[Stored records]
┄┄┄┄┄┄┄┄┄┄┄┄┄┄┄┄┄┄┄┄

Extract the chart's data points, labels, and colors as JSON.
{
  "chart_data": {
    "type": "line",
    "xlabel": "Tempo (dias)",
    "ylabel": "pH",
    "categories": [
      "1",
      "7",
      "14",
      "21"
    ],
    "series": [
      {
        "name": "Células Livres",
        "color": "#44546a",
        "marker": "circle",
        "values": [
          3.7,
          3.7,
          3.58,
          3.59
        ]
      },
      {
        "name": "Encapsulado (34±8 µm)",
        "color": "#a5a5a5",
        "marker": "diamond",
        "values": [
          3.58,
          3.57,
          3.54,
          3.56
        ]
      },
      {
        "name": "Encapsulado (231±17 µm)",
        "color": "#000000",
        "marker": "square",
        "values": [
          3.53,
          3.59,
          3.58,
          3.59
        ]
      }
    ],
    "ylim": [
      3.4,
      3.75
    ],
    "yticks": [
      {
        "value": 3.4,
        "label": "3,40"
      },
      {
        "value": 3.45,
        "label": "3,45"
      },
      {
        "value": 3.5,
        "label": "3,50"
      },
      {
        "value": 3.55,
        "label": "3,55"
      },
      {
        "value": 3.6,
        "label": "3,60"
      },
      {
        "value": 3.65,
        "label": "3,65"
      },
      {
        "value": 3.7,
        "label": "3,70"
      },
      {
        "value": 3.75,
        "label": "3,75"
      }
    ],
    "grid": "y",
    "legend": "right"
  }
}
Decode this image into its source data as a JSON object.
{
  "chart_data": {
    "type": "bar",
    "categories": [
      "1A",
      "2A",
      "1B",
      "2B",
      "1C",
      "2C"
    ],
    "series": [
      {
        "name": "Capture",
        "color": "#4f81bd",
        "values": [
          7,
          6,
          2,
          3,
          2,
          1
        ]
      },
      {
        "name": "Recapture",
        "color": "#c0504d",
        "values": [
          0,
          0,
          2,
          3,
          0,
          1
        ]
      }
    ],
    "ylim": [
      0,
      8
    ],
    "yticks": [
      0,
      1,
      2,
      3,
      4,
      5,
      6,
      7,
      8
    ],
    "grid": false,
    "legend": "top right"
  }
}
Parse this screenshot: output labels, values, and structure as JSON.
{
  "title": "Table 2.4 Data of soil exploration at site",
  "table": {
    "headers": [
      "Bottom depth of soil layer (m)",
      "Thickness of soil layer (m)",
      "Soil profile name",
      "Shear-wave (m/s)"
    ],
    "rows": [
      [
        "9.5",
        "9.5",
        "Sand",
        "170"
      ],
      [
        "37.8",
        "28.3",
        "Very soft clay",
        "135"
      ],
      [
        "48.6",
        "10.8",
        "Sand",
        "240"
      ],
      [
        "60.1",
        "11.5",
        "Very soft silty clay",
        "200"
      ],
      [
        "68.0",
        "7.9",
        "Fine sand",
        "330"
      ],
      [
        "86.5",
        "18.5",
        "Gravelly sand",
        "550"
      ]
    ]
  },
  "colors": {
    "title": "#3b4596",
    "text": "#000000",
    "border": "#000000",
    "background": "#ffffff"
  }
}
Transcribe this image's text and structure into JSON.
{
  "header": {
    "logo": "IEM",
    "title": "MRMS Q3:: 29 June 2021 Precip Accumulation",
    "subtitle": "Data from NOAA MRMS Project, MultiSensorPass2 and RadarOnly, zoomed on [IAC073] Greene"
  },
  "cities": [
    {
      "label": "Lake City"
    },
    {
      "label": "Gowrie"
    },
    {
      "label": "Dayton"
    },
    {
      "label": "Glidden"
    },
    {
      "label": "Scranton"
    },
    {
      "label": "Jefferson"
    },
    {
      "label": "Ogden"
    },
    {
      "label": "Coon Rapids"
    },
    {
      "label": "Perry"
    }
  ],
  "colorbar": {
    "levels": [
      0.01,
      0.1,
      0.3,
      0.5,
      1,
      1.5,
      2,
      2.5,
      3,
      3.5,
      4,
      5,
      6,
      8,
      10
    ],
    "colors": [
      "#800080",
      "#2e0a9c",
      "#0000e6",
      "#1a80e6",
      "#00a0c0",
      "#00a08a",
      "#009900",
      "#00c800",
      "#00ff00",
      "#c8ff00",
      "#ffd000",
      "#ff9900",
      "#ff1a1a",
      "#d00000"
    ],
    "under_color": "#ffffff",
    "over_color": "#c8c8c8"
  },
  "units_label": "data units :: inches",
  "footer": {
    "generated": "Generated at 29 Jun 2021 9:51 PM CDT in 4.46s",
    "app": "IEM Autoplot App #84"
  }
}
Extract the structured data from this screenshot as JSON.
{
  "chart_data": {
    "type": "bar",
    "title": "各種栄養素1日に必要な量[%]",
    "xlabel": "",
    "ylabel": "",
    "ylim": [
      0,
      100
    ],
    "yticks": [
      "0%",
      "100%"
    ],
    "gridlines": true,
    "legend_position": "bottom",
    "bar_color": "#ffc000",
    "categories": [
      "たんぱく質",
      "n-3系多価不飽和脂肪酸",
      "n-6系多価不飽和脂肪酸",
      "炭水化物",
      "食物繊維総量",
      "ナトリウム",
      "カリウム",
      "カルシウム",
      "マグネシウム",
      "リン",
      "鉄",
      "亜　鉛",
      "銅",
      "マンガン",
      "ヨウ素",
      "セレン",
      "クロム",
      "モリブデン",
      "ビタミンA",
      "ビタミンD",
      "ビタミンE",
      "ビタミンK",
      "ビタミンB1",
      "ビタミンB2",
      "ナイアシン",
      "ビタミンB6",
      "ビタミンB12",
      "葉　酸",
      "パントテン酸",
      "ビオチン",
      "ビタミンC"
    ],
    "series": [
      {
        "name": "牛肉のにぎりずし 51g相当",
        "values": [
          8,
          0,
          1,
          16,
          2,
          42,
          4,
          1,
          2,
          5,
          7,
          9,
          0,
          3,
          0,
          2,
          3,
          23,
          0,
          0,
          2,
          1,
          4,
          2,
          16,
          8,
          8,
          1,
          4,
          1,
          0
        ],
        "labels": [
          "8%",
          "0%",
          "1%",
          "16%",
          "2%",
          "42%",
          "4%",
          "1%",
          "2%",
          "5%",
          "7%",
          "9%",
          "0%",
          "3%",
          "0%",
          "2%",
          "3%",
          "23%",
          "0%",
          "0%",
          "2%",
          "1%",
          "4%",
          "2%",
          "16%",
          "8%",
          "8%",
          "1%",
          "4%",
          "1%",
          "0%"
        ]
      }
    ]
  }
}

┄┄┄┄┄┄┄┄┄┄┄┄┄┄┄┄┄┄┄┄

Set exercise:
Every line of the data above should be copied exactly.

Task solution:
Extract the chart's data points, labels, and colors as JSON.
{
  "chart_data": {
    "type": "line",
    "xlabel": "Tempo (dias)",
    "ylabel": "pH",
    "categories": [
      "1",
      "7",
      "14",
      "21"
    ],
    "series": [
      {
        "name": "Células Livres",
        "color": "#44546a",
        "marker": "circle",
        "values": [
          3.7,
          3.7,
          3.58,
          3.59
        ]
      },
      {
        "name": "Encapsulado (34±8 µm)",
        "color": "#a5a5a5",
        "marker": "diamond",
        "values": [
          3.58,
          3.57,
          3.54,
          3.56
        ]
      },
      {
        "name": "Encapsulado (231±17 µm)",
        "color": "#000000",
        "marker": "square",
        "values": [
          3.53,
          3.59,
          3.58,
          3.59
        ]
      }
    ],
    "ylim": [
      3.4,
      3.75
    ],
    "yticks": [
      {
        "value": 3.4,
        "label": "3,40"
      },
      {
        "value": 3.45,
        "label": "3,45"
      },
      {
        "value": 3.5,
        "label": "3,50"
      },
      {
        "value": 3.55,
        "label": "3,55"
      },
      {
        "value": 3.6,
        "label": "3,60"
      },
      {
        "value": 3.65,
        "label": "3,65"
      },
      {
        "value": 3.7,
        "label": "3,70"
      },
      {
        "value": 3.75,
        "label": "3,75"
      }
    ],
    "grid": "y",
    "legend": "right"
  }
}
Decode this image into its source data as a JSON object.
{
  "chart_data": {
    "type": "bar",
    "categories": [
      "1A",
      "2A",
      "1B",
      "2B",
      "1C",
      "2C"
    ],
    "series": [
      {
        "name": "Capture",
        "color": "#4f81bd",
        "values": [
          7,
          6,
          2,
          3,
          2,
          1
        ]
      },
      {
        "name": "Recapture",
        "color": "#c0504d",
        "values": [
          0,
          0,
          2,
          3,
          0,
          1
        ]
      }
    ],
    "ylim": [
      0,
      8
    ],
    "yticks": [
      0,
      1,
      2,
      3,
      4,
      5,
      6,
      7,
      8
    ],
    "grid": false,
    "legend": "top right"
  }
}
Parse this screenshot: output labels, values, and structure as JSON.
{
  "title": "Table 2.4 Data of soil exploration at site",
  "table": {
    "headers": [
      "Bottom depth of soil layer (m)",
      "Thickness of soil layer (m)",
      "Soil profile name",
      "Shear-wave (m/s)"
    ],
    "rows": [
      [
        "9.5",
        "9.5",
        "Sand",
        "170"
      ],
      [
        "37.8",
        "28.3",
        "Very soft clay",
        "135"
      ],
      [
        "48.6",
        "10.8",
        "Sand",
        "240"
      ],
      [
        "60.1",
        "11.5",
        "Very soft silty clay",
        "200"
      ],
      [
        "68.0",
        "7.9",
        "Fine sand",
        "330"
      ],
      [
        "86.5",
        "18.5",
        "Gravelly sand",
        "550"
      ]
    ]
  },
  "colors": {
    "title": "#3b4596",
    "text": "#000000",
    "border": "#000000",
    "background": "#ffffff"
  }
}
Transcribe this image's text and structure into JSON.
{
  "header": {
    "logo": "IEM",
    "title": "MRMS Q3:: 29 June 2021 Precip Accumulation",
    "subtitle": "Data from NOAA MRMS Project, MultiSensorPass2 and RadarOnly, zoomed on [IAC073] Greene"
  },
  "cities": [
    {
      "label": "Lake City"
    },
    {
      "label": "Gowrie"
    },
    {
      "label": "Dayton"
    },
    {
      "label": "Glidden"
    },
    {
      "label": "Scranton"
    },
    {
      "label": "Jefferson"
    },
    {
      "label": "Ogden"
    },
    {
      "label": "Coon Rapids"
    },
    {
      "label": "Perry"
    }
  ],
  "colorbar": {
    "levels": [
      0.01,
      0.1,
      0.3,
      0.5,
      1,
      1.5,
      2,
      2.5,
      3,
      3.5,
      4,
      5,
      6,
      8,
      10
    ],
    "colors": [
      "#800080",
      "#2e0a9c",
      "#0000e6",
      "#1a80e6",
      "#00a0c0",
      "#00a08a",
      "#009900",
      "#00c800",
      "#00ff00",
      "#c8ff00",
      "#ffd000",
      "#ff9900",
      "#ff1a1a",
      "#d00000"
    ],
    "under_color": "#ffffff",
    "over_color": "#c8c8c8"
  },
  "units_label": "data units :: inches",
  "footer": {
    "generated": "Generated at 29 Jun 2021 9:51 PM CDT in 4.46s",
    "app": "IEM Autoplot App #84"
  }
}
Extract the structured data from this screenshot as JSON.
{
  "chart_data": {
    "type": "bar",
    "title": "各種栄養素1日に必要な量[%]",
    "xlabel": "",
    "ylabel": "",
    "ylim": [
      0,
      100
    ],
    "yticks": [
      "0%",
      "100%"
    ],
    "gridlines": true,
    "legend_position": "bottom",
    "bar_color": "#ffc000",
    "categories": [
      "たんぱく質",
      "n-3系多価不飽和脂肪酸",
      "n-6系多価不飽和脂肪酸",
      "炭水化物",
      "食物繊維総量",
      "ナトリウム",
      "カリウム",
      "カルシウム",
      "マグネシウム",
      "リン",
      "鉄",
      "亜　鉛",
      "銅",
      "マンガン",
      "ヨウ素",
      "セレン",
      "クロム",
      "モリブデン",
      "ビタミンA",
      "ビタミンD",
      "ビタミンE",
      "ビタミンK",
      "ビタミンB1",
      "ビタミンB2",
      "ナイアシン",
      "ビタミンB6",
      "ビタミンB12",
      "葉　酸",
      "パントテン酸",
      "ビオチン",
      "ビタミンC"
    ],
    "series": [
      {
        "name": "牛肉のにぎりずし 51g相当",
        "values": [
          8,
          0,
          1,
          16,
          2,
          42,
          4,
          1,
          2,
          5,
          7,
          9,
          0,
          3,
          0,
          2,
          3,
          23,
          0,
          0,
          2,
          1,
          4,
          2,
          16,
          8,
          8,
          1,
          4,
          1,
          0
        ],
        "labels": [
          "8%",
          "0%",
          "1%",
          "16%",
          "2%",
          "42%",
          "4%",
          "1%",
          "2%",
          "5%",
          "7%",
          "9%",
          "0%",
          "3%",
          "0%",
          "2%",
          "3%",
          "23%",
          "0%",
          "0%",
          "2%",
          "1%",
          "4%",
          "2%",
          "16%",
          "8%",
          "8%",
          "1%",
          "4%",
          "1%",
          "0%"
        ]
      }
    ]
  }
}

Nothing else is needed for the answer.